**Detalles del problema:**
Prosigue el comentario sobre la segunda carta de Pedro desde el punto en que se interrumpe.

**Texto proporcionado:**
************

Realmente, si estas cosas expresadas por Pedro, llevadas a la práctica cotidiana, están en nosotros como prioridad, estaremos cumpliendo con nuestro llamamiento de ser buenos hijos, porque lo seremos, y entonces obraremos en consecuencia.

La palabra que se traduce por “ociosos”, es “argós” en gr. y significa: “inactivos, sin trabajo, perezosos, inútiles”. No está hablando por tanto, de un sano ocio que ayuda aportando descanso y sana distracción en lo natural, sino de un ocio infructuoso, carente de miras y que es pérdida de tiempo y de ganancia en lo eterno.

El estar ocupados en estas cosas santas que estamos estudiando, hará que jamás estemos aburridos o inactivos en modo alguno. Al contrario, darán fruto a nuestra vida por conocer cada vez más al Señor Jesús. Todo ello implica la nueva naturaleza en Cristo, es decir, el ser participantes de la naturaleza divina en acción.

“Pero el que no tiene estas cosas tiene la vista muy corta; es ciego, habiendo olvidado la purificación de sus antiguos pecados”:

El que no vive conforme a la regla petrina, realmente es que ha olvidado que su vida de pecado anterior fue perdonada; es decir, no valora suficientemente el perdón de Dios que recibió en su día.

Es miope para ver la obra de perdón que Dios hizo en él, y es miope para ver la obra que ha de hacer él en Cristo con su gracia.

Insistimos en decir que, un cristiano que no le da la importancia a todo ese proceso de virtud estudiado, y que por tanto, no se aprecia en él todo ello suficientemente, es incapaz de discernir su condición espiritual verdadera, y por ende, no puede tener seguridad de su salvación probablemente.

Es un hecho que, si uno no se preocupa de crecer en el carácter cristiano, y se abandona, como resultado de todo ello, tiene amnesia espiritual. Tal creyente, no tendrá la debida confianza en cuanto a su profesión de fe, y vivirá a menudo con duda y temor.

Cómo entrar en el reino eterno de manera amplia y generosa

(2 Pedro 1: 10, 11) “Por lo cual, hermanos, tanto más procurad hacer firme vuestra vocación y elección; porque haciendo estas cosas, no caeréis jamás. Porque de esta manera os será otorgada amplia y generosa entrada en el reino eterno de nuestro Señor y Salvador Jesucristo”.

La vocación (klesis en gr.), que significa: “llamamiento”, obviamente es el de Dios al individuo.

Asimismo la “elección” (eklogé en gr.), que significa: “selección”, obviamente también es el de Dios al individuo.

El “hacer firme” lo que Dios previamente ha hecho, es decir, llamarnos y escogernos a y para salvación, es el resultado de una vida que ama a Dios y busca el agradarle, a través de lo estudiado en los Vv. 5-7, no en cuanto a Dios, Quien hizo y hace firme Su obra salvífica en nosotros, sino en cuanto a nosotros mismos.

************

**Datos extraídos:**
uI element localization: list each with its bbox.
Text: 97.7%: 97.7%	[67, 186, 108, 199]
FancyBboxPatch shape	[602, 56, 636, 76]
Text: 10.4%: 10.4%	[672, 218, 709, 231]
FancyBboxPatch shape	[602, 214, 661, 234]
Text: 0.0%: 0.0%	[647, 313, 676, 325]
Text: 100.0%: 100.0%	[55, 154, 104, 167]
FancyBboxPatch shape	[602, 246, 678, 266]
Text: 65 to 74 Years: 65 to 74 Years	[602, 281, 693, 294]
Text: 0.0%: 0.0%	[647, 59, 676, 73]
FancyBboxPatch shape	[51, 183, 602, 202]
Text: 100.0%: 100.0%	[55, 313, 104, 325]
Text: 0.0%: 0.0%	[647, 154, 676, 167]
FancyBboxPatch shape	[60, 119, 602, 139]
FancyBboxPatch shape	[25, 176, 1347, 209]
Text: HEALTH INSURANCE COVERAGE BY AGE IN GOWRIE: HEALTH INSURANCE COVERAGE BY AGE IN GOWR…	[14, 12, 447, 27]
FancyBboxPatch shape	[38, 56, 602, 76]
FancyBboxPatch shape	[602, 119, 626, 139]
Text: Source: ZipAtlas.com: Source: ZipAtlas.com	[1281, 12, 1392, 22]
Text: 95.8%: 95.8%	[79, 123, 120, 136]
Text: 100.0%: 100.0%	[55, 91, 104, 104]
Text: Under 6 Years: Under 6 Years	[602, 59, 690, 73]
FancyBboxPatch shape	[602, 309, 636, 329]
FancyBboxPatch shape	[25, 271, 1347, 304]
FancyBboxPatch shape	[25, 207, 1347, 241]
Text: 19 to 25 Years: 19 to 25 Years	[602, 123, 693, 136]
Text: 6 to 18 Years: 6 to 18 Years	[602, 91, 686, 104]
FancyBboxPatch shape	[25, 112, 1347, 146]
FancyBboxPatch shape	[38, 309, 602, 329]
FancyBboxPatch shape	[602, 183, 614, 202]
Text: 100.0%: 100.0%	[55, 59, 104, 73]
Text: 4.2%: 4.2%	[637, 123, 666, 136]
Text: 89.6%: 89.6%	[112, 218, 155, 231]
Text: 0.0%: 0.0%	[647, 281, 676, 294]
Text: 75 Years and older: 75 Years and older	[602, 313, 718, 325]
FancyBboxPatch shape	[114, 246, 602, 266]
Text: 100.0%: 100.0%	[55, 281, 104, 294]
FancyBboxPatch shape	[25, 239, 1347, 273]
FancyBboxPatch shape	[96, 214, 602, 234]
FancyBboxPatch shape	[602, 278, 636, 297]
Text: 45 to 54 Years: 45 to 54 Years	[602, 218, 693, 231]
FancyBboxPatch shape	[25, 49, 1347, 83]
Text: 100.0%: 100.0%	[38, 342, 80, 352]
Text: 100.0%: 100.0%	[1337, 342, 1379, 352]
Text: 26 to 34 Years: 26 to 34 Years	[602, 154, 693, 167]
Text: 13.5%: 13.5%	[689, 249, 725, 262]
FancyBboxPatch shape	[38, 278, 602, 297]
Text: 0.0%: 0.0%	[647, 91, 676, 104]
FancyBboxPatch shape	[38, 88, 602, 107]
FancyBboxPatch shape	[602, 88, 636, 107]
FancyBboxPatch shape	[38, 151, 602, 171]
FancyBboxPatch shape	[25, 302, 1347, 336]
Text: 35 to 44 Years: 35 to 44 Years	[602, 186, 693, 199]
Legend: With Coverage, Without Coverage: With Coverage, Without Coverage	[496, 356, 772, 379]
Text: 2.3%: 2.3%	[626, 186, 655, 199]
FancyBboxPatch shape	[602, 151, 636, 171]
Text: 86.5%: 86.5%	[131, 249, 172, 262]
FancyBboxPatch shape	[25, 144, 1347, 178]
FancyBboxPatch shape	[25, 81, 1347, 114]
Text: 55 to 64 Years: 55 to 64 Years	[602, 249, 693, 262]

************

**Respuesta:**
Leemos en el comentario Matthew-Henry:

“Consolidar el llamamiento y la elección, no significa de ningún modo que nuestras obras hagan más segura, objetivamente, nuestra salvación; la hacen, subjetivamente, más cierta”.

Dicho de otro modo, todo creyente genuino tiene asegurada la salvación, pero el que no cultiva las virtudes enumeradas por el apóstol en los versículos 5-7, queda sin frutos que den evidencia de la vitalidad de su fe, privándose a sí mismo del testimonio seguro de su propia conciencia de que su elección es segura.

Dios desea que Sus hijos tengan la seguridad de la salvación y el gozo de esa salvación… porque, ¿cómo se puede tener el gozo de la salvación, sin la seguridad de la misma?

El creyente que procura las cualidades espirituales mencionadas, gracias al fruto espiritual que produce, se garantiza a sí mismo que fue llamado y escogido por Dios para salvación.

“…porque haciendo estas cosas, no caeréis jamás…”:

Quien vive conforme a la regla petrina (Vv.5-7), jamás apagarán el Espíritu en sus vidas ni lo contristarán. No caerán en los errores doctrinales de los falsos maestros, ni se dejarán llevar por los vientos mundanos de esta sociedad impía, etc. Se mantendrán firmes, como viendo al Invisible (He.11:27); disfrutará a plenitud la seguridad de que es hijo de Dios, y por tanto, salvado.

“Porque de esta manera os será otorgada amplia y generosa entrada en el reino eterno de nuestro Señor y Salvador Jesucristo”.

Viviendo de tal manera, una vez haya partido, se le dará una amplia y generosa entrada en el reino de Dios y de Su Hijo.

Vivamos pues, de ese modo.

SOLI DEO GLORIA

© Miguel Rosell Carrillo, pastor de Centro Rey, Madrid, España.